Exercise instructions — Repeat all of the records verbatim.

Data for processing —

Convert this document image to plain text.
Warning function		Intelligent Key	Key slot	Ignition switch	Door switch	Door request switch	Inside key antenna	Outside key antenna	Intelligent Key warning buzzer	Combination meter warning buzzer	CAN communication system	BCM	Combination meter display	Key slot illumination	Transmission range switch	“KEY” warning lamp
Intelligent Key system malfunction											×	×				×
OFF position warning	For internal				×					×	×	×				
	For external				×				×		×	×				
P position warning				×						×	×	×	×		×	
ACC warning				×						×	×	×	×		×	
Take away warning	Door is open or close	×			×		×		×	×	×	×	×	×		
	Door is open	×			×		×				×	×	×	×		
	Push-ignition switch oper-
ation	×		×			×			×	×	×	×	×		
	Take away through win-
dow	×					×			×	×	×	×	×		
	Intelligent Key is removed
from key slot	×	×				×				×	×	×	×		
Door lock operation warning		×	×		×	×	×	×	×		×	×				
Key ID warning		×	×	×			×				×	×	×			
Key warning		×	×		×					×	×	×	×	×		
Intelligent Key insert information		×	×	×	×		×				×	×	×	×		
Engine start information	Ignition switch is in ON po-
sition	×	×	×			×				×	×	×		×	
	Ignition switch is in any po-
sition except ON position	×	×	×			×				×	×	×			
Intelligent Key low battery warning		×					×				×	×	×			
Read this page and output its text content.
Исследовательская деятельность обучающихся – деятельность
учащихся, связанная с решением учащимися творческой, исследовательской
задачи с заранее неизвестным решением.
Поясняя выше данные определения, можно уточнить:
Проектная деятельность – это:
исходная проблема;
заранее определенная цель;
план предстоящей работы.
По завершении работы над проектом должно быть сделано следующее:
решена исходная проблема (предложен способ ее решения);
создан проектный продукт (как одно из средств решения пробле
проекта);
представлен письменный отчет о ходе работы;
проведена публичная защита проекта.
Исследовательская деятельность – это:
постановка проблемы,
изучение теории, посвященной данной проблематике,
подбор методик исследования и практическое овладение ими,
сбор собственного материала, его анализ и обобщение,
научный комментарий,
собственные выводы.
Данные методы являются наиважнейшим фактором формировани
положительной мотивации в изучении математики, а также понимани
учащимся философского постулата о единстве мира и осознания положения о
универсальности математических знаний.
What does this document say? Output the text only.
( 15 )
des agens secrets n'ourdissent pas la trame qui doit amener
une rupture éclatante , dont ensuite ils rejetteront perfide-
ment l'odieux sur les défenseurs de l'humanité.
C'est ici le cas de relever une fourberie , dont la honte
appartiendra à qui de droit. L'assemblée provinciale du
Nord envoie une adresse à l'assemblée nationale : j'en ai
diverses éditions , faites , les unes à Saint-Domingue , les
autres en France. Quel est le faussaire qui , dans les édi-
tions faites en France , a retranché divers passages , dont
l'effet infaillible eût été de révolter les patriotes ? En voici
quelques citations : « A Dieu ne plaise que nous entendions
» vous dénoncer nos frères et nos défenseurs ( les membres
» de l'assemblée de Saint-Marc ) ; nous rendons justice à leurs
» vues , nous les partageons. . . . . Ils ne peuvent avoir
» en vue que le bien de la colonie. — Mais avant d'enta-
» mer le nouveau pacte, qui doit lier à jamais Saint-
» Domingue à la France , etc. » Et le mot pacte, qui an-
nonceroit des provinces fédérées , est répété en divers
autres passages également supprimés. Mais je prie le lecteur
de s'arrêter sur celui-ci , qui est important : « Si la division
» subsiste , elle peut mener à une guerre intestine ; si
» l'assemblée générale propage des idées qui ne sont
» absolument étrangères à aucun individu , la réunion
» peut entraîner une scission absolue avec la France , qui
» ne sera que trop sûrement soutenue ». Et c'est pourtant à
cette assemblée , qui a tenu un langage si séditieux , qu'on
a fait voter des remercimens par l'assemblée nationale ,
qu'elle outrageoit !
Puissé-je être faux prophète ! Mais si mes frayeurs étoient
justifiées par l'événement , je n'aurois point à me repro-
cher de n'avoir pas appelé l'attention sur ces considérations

Answer for this exercise —
Convert this document image to plain text.
Warning function		Intelligent Key	Key slot	Ignition switch	Door switch	Door request switch	Inside key antenna	Outside key antenna	Intelligent Key warning buzzer	Combination meter warning buzzer	CAN communication system	BCM	Combination meter display	Key slot illumination	Transmission range switch	“KEY” warning lamp
Intelligent Key system malfunction											×	×				×
OFF position warning	For internal				×					×	×	×				
	For external				×				×		×	×				
P position warning				×						×	×	×	×		×	
ACC warning				×						×	×	×	×		×	
Take away warning	Door is open or close	×			×		×		×	×	×	×	×	×		
	Door is open	×			×		×				×	×	×	×		
	Push-ignition switch oper-
ation	×		×			×			×	×	×	×	×		
	Take away through win-
dow	×					×			×	×	×	×	×		
	Intelligent Key is removed
from key slot	×	×				×				×	×	×	×		
Door lock operation warning		×	×		×	×	×	×	×		×	×				
Key ID warning		×	×	×			×				×	×	×			
Key warning		×	×		×					×	×	×	×	×		
Intelligent Key insert information		×	×	×	×		×				×	×	×	×		
Engine start information	Ignition switch is in ON po-
sition	×	×	×			×				×	×	×		×	
	Ignition switch is in any po-
sition except ON position	×	×	×			×				×	×	×			
Intelligent Key low battery warning		×					×				×	×	×			
Read this page and output its text content.
Исследовательская деятельность обучающихся – деятельность
учащихся, связанная с решением учащимися творческой, исследовательской
задачи с заранее неизвестным решением.
Поясняя выше данные определения, можно уточнить:
Проектная деятельность – это:
исходная проблема;
заранее определенная цель;
план предстоящей работы.
По завершении работы над проектом должно быть сделано следующее:
решена исходная проблема (предложен способ ее решения);
создан проектный продукт (как одно из средств решения пробле
проекта);
представлен письменный отчет о ходе работы;
проведена публичная защита проекта.
Исследовательская деятельность – это:
постановка проблемы,
изучение теории, посвященной данной проблематике,
подбор методик исследования и практическое овладение ими,
сбор собственного материала, его анализ и обобщение,
научный комментарий,
собственные выводы.
Данные методы являются наиважнейшим фактором формировани
положительной мотивации в изучении математики, а также понимани
учащимся философского постулата о единстве мира и осознания положения о
универсальности математических знаний.
What does this document say? Output the text only.
( 15 )
des agens secrets n'ourdissent pas la trame qui doit amener
une rupture éclatante , dont ensuite ils rejetteront perfide-
ment l'odieux sur les défenseurs de l'humanité.
C'est ici le cas de relever une fourberie , dont la honte
appartiendra à qui de droit. L'assemblée provinciale du
Nord envoie une adresse à l'assemblée nationale : j'en ai
diverses éditions , faites , les unes à Saint-Domingue , les
autres en France. Quel est le faussaire qui , dans les édi-
tions faites en France , a retranché divers passages , dont
l'effet infaillible eût été de révolter les patriotes ? En voici
quelques citations : « A Dieu ne plaise que nous entendions
» vous dénoncer nos frères et nos défenseurs ( les membres
» de l'assemblée de Saint-Marc ) ; nous rendons justice à leurs
» vues , nous les partageons. . . . . Ils ne peuvent avoir
» en vue que le bien de la colonie. — Mais avant d'enta-
» mer le nouveau pacte, qui doit lier à jamais Saint-
» Domingue à la France , etc. » Et le mot pacte, qui an-
nonceroit des provinces fédérées , est répété en divers
autres passages également supprimés. Mais je prie le lecteur
de s'arrêter sur celui-ci , qui est important : « Si la division
» subsiste , elle peut mener à une guerre intestine ; si
» l'assemblée générale propage des idées qui ne sont
» absolument étrangères à aucun individu , la réunion
» peut entraîner une scission absolue avec la France , qui
» ne sera que trop sûrement soutenue ». Et c'est pourtant à
cette assemblée , qui a tenu un langage si séditieux , qu'on
a fait voter des remercimens par l'assemblée nationale ,
qu'elle outrageoit !
Puissé-je être faux prophète ! Mais si mes frayeurs étoient
justifiées par l'événement , je n'aurois point à me repro-
cher de n'avoir pas appelé l'attention sur ces considérations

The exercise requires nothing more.